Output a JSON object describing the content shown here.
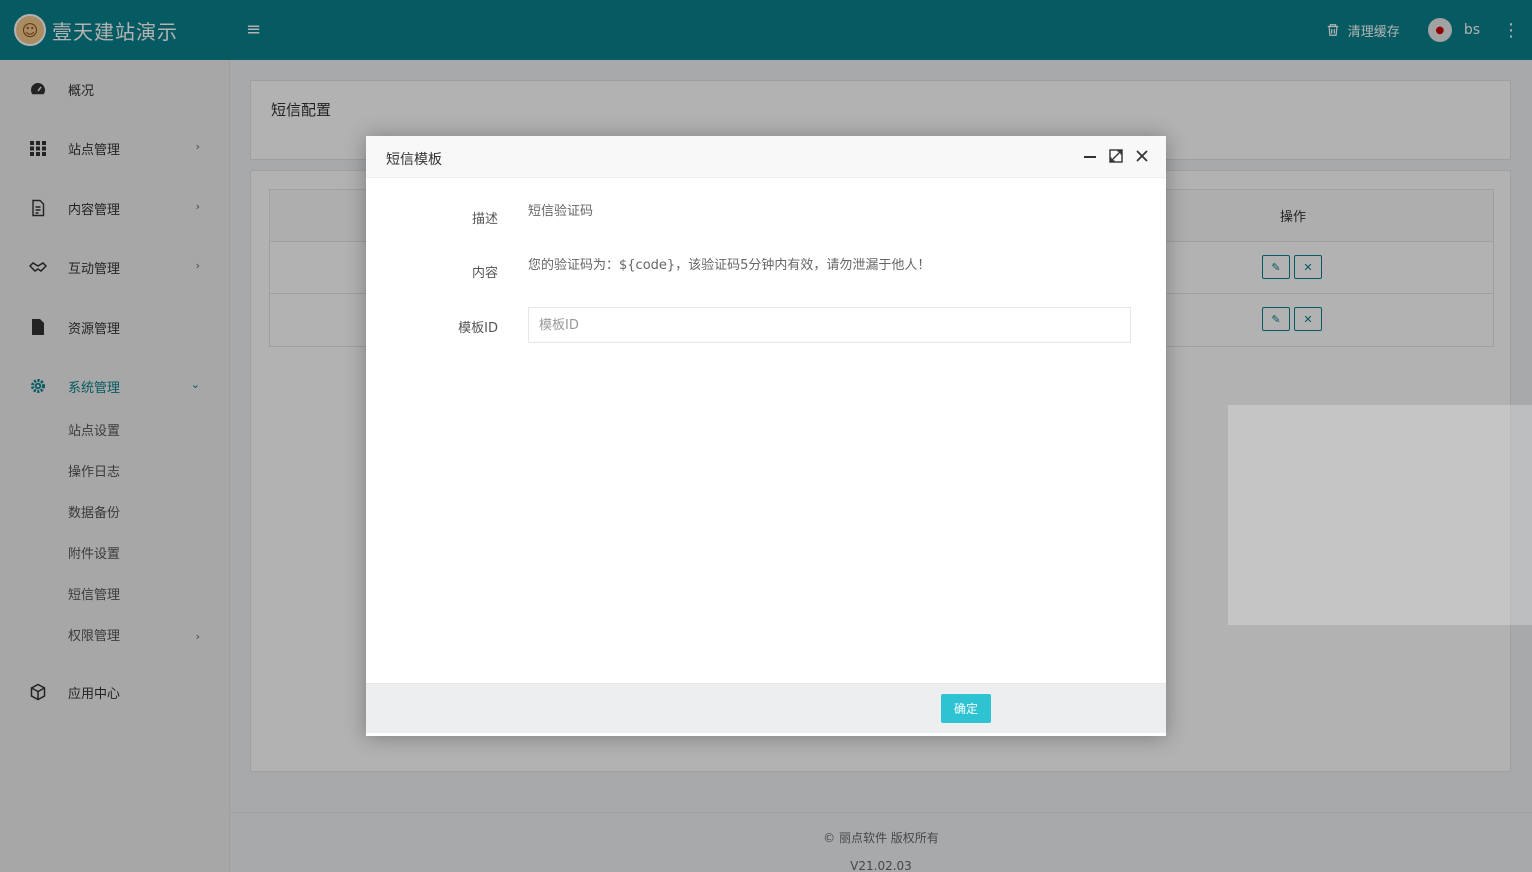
{
  "header": {
    "site_name": "壹天建站演示",
    "clear_cache": "清理缓存",
    "user_name": "bs"
  },
  "sidebar": {
    "items": [
      {
        "label": "概况"
      },
      {
        "label": "站点管理"
      },
      {
        "label": "内容管理"
      },
      {
        "label": "互动管理"
      },
      {
        "label": "资源管理"
      },
      {
        "label": "系统管理"
      },
      {
        "label": "应用中心"
      }
    ],
    "sub_items": [
      {
        "label": "站点设置"
      },
      {
        "label": "操作日志"
      },
      {
        "label": "数据备份"
      },
      {
        "label": "附件设置"
      },
      {
        "label": "短信管理"
      },
      {
        "label": "权限管理"
      }
    ]
  },
  "main": {
    "card_title": "短信配置",
    "table": {
      "op_header": "操作"
    },
    "footer": {
      "copyright": "© 丽点软件 版权所有",
      "version": "V21.02.03"
    }
  },
  "modal": {
    "title": "短信模板",
    "fields": {
      "desc_label": "描述",
      "desc_value": "短信验证码",
      "content_label": "内容",
      "content_value": "您的验证码为：${code}，该验证码5分钟内有效，请勿泄漏于他人！",
      "template_label": "模板ID",
      "template_placeholder": "模板ID"
    },
    "ok_label": "确定"
  }
}
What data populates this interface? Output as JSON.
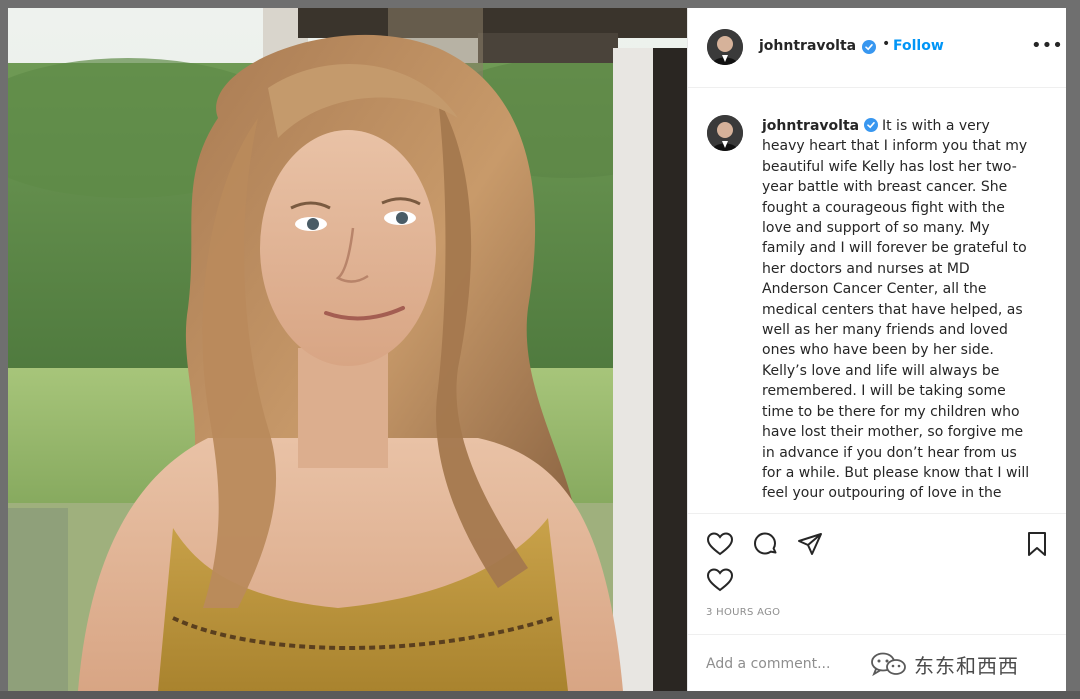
{
  "post": {
    "header": {
      "username": "johntravolta",
      "separator": "•",
      "follow_label": "Follow",
      "more_label": "•••"
    },
    "caption": {
      "username": "johntravolta",
      "text": "It is with a very heavy heart that I inform you that my beautiful wife Kelly has lost her two-year battle with breast cancer. She fought a courageous fight with the love and support of so many.  My family and I will forever be grateful to her doctors and nurses at MD Anderson Cancer Center, all the medical centers that have helped, as well as her many friends and loved ones who have been by her side. Kelly’s love and life will always be remembered. I will be taking some time to be there for my children who have lost their mother, so forgive me in advance if you don’t hear from us for a while.  But please know that I will feel your outpouring of love in the"
    },
    "timestamp": "3 HOURS AGO",
    "comment_placeholder": "Add a comment...",
    "icons": {
      "like": "heart-icon",
      "comment": "comment-bubble-icon",
      "share": "paper-plane-icon",
      "save": "bookmark-icon",
      "verified": "verified-badge-icon"
    },
    "colors": {
      "link_blue": "#0095f6",
      "text": "#262626",
      "muted": "#8e8e8e",
      "verified": "#3897f0"
    }
  },
  "watermark": {
    "text": "东东和西西"
  }
}
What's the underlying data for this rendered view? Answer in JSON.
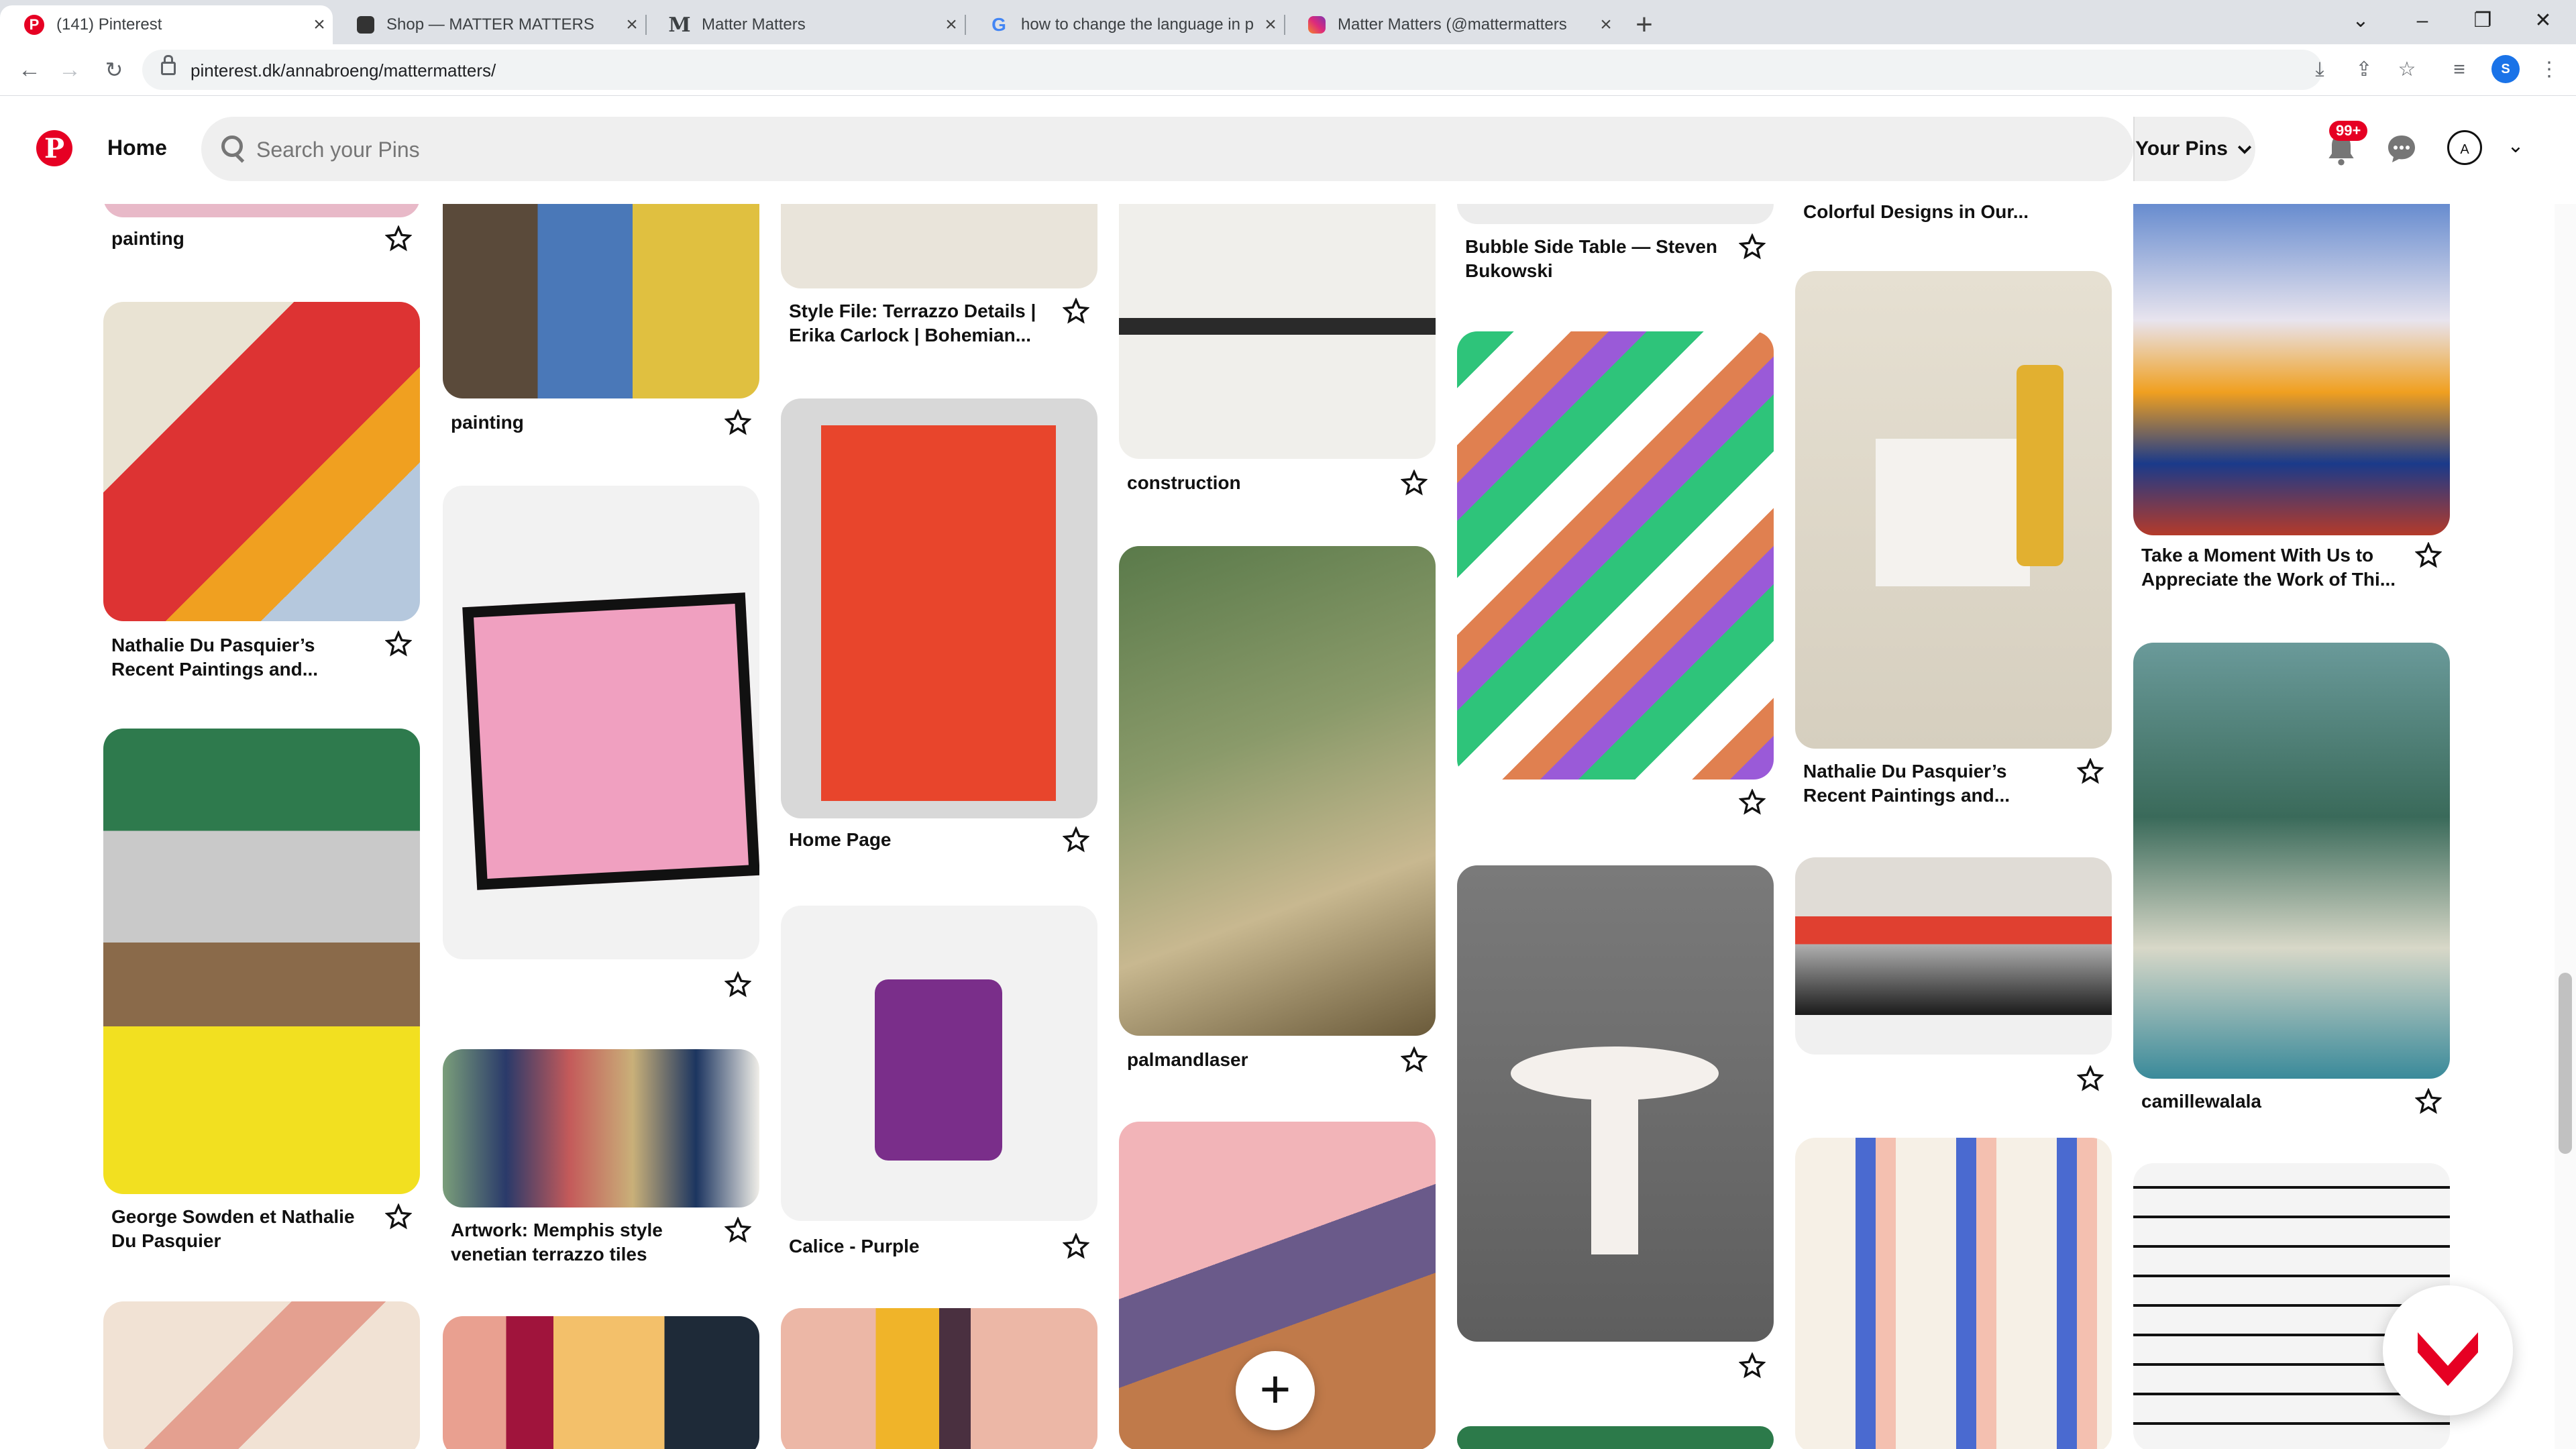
{
  "browser": {
    "tabs": [
      {
        "title": "(141) Pinterest",
        "icon": "pinterest-icon",
        "active": true
      },
      {
        "title": "Shop — MATTER MATTERS",
        "icon": "squarespace-icon"
      },
      {
        "title": "Matter Matters",
        "icon": "medium-icon"
      },
      {
        "title": "how to change the language in p",
        "icon": "google-icon"
      },
      {
        "title": "Matter Matters (@mattermatters",
        "icon": "instagram-icon"
      }
    ],
    "url": "pinterest.dk/annabroeng/mattermatters/",
    "profile_initial": "S"
  },
  "header": {
    "home_label": "Home",
    "search_placeholder": "Search your Pins",
    "your_pins_label": "Your Pins",
    "notification_count": "99+",
    "account_initial": "A"
  },
  "pins": [
    {
      "title": "painting"
    },
    {
      "title": "Nathalie Du Pasquier’s Recent Paintings and..."
    },
    {
      "title": "George Sowden et Nathalie Du Pasquier"
    },
    {
      "title": "painting"
    },
    {
      "title": ""
    },
    {
      "title": "Artwork: Memphis style venetian terrazzo tiles"
    },
    {
      "title": "Style File: Terrazzo Details | Erika Carlock | Bohemian..."
    },
    {
      "title": "Home Page"
    },
    {
      "title": "Calice - Purple"
    },
    {
      "title": "construction"
    },
    {
      "title": "palmandlaser"
    },
    {
      "title": "Bubble Side Table — Steven Bukowski"
    },
    {
      "title": ""
    },
    {
      "title": ""
    },
    {
      "title": "Colorful Designs in Our..."
    },
    {
      "title": "Nathalie Du Pasquier’s Recent Paintings and..."
    },
    {
      "title": ""
    },
    {
      "title": "Take a Moment With Us to Appreciate the Work of Thi..."
    },
    {
      "title": "camillewalala"
    }
  ],
  "colors": {
    "brand": "#e60023",
    "badge": "#e60023"
  }
}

..........

TASK REQUIREMENTS: Gather and copy every line of the data in which the string "What" is found.

SOLUTION FOR THIS TASK:
What data populates this interface? Output as JSON.
What's the underlying data for this rendered view? Answer in JSON.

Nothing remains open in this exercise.